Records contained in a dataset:
++++
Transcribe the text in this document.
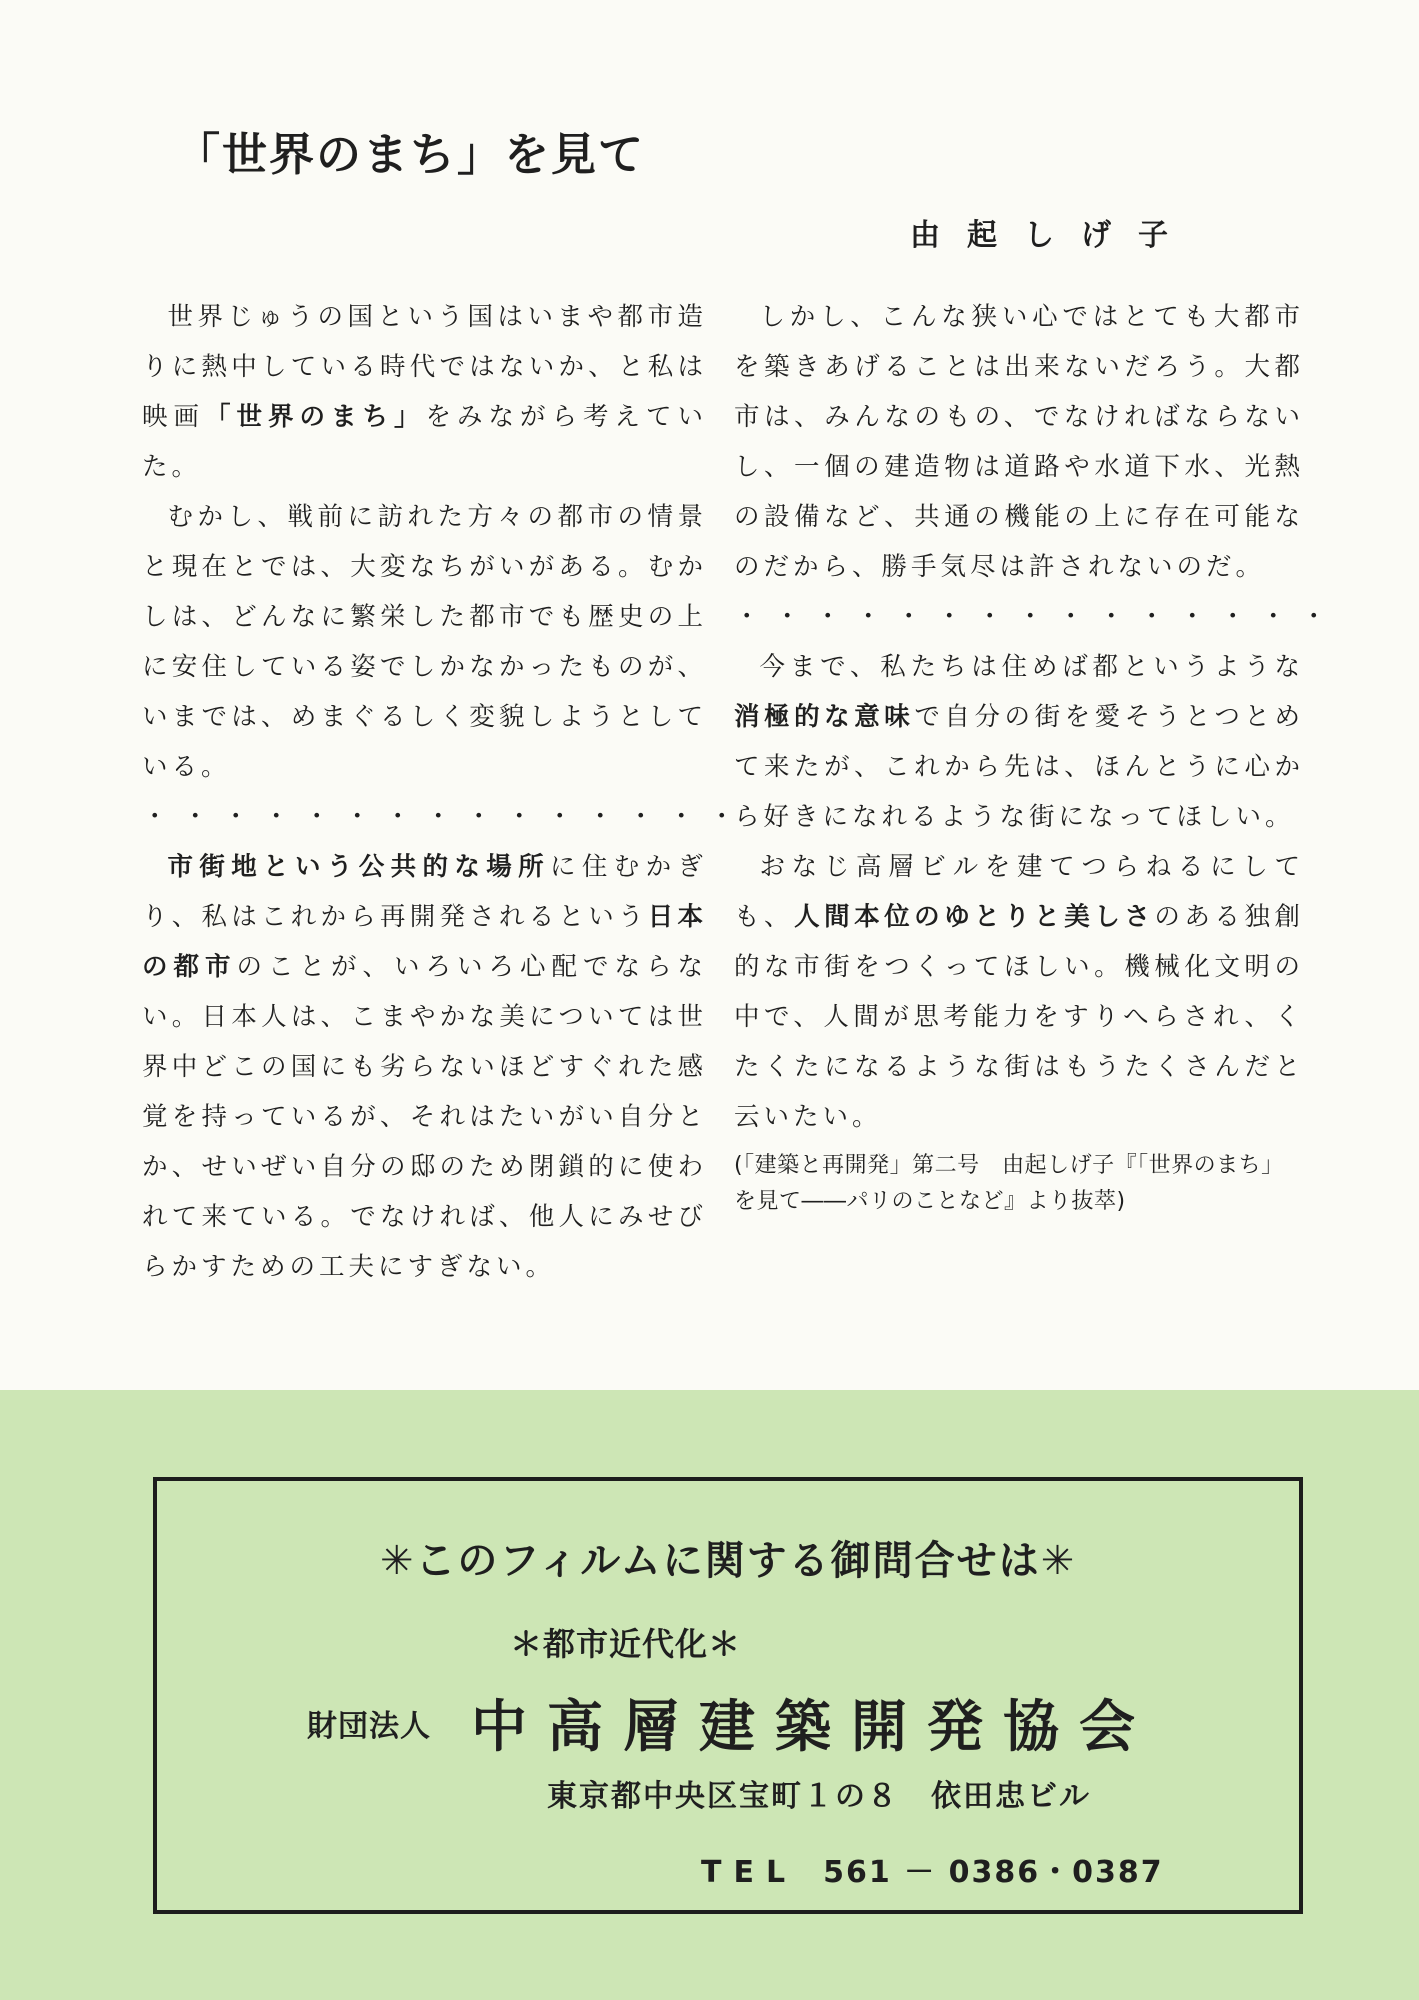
「世界のまち」を見て
由起しげ子

世界じゅうの国という国はいまや都市造りに熱中している時代ではないか、と私は映画「世界のまち」をみながら考えていた。

むかし、戦前に訪れた方々の都市の情景と現在とでは、大変なちがいがある。むかしは、どんなに繁栄した都市でも歴史の上に安住している姿でしかなかったものが、いまでは、めまぐるしく変貌しようとしている。

・・・・・・・・・・・・・・・

市街地という公共的な場所に住むかぎり、私はこれから再開発されるという日本の都市のことが、いろいろ心配でならない。日本人は、こまやかな美については世界中どこの国にも劣らないほどすぐれた感覚を持っているが、それはたいがい自分とか、せいぜい自分の邸のため閉鎖的に使われて来ている。でなければ、他人にみせびらかすための工夫にすぎない。

しかし、こんな狭い心ではとても大都市を築きあげることは出来ないだろう。大都市は、みんなのもの、でなければならないし、一個の建造物は道路や水道下水、光熱の設備など、共通の機能の上に存在可能なのだから、勝手気尽は許されないのだ。

・・・・・・・・・・・・・・・

今まで、私たちは住めば都というような消極的な意味で自分の街を愛そうとつとめて来たが、これから先は、ほんとうに心から好きになれるような街になってほしい。

おなじ高層ビルを建てつらねるにしても、人間本位のゆとりと美しさのある独創的な市街をつくってほしい。機械化文明の中で、人間が思考能力をすりへらされ、くたくたになるような街はもうたくさんだと云いたい。

(「建築と再開発」第二号　由起しげ子『「世界のまち」
を見て――パリのことなど』より抜萃)
✳このフィルムに関する御問合せは✳
＊都市近代化＊
財団法人 中高層建築開発協会
東京都中央区宝町１の８　依田忠ビル
TEL 561 － 0386・0387
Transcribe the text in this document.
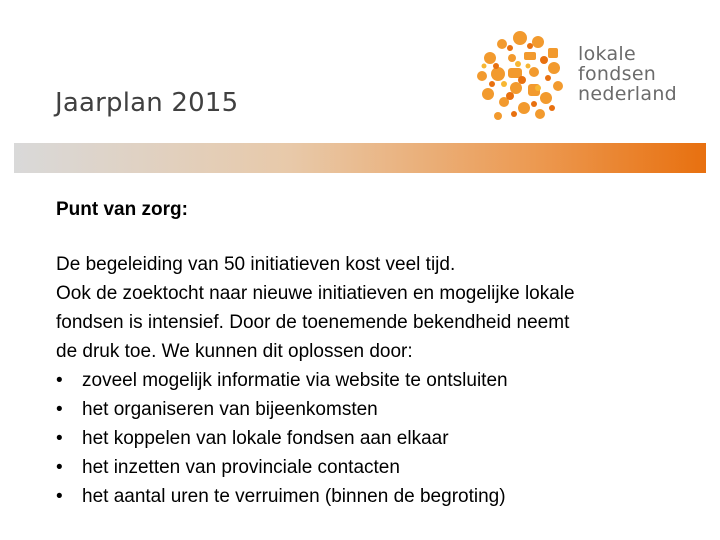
Jaarplan 2015
lokale
fondsen
nederland
Punt van zorg:
De begeleiding van 50 initiatieven kost veel tijd.
Ook de zoektocht naar nieuwe initiatieven en mogelijke lokale
fondsen is intensief. Door de toenemende bekendheid neemt
de druk toe. We kunnen dit oplossen door:
• zoveel mogelijk informatie via website te ontsluiten
• het organiseren van bijeenkomsten
• het koppelen van lokale fondsen aan elkaar
• het inzetten van provinciale contacten
• het aantal uren te verruimen (binnen de begroting)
++++
Exercise instructions: Lines containing "世界のまち" are to be counted. State the total and add nothing.

Correct answer: 3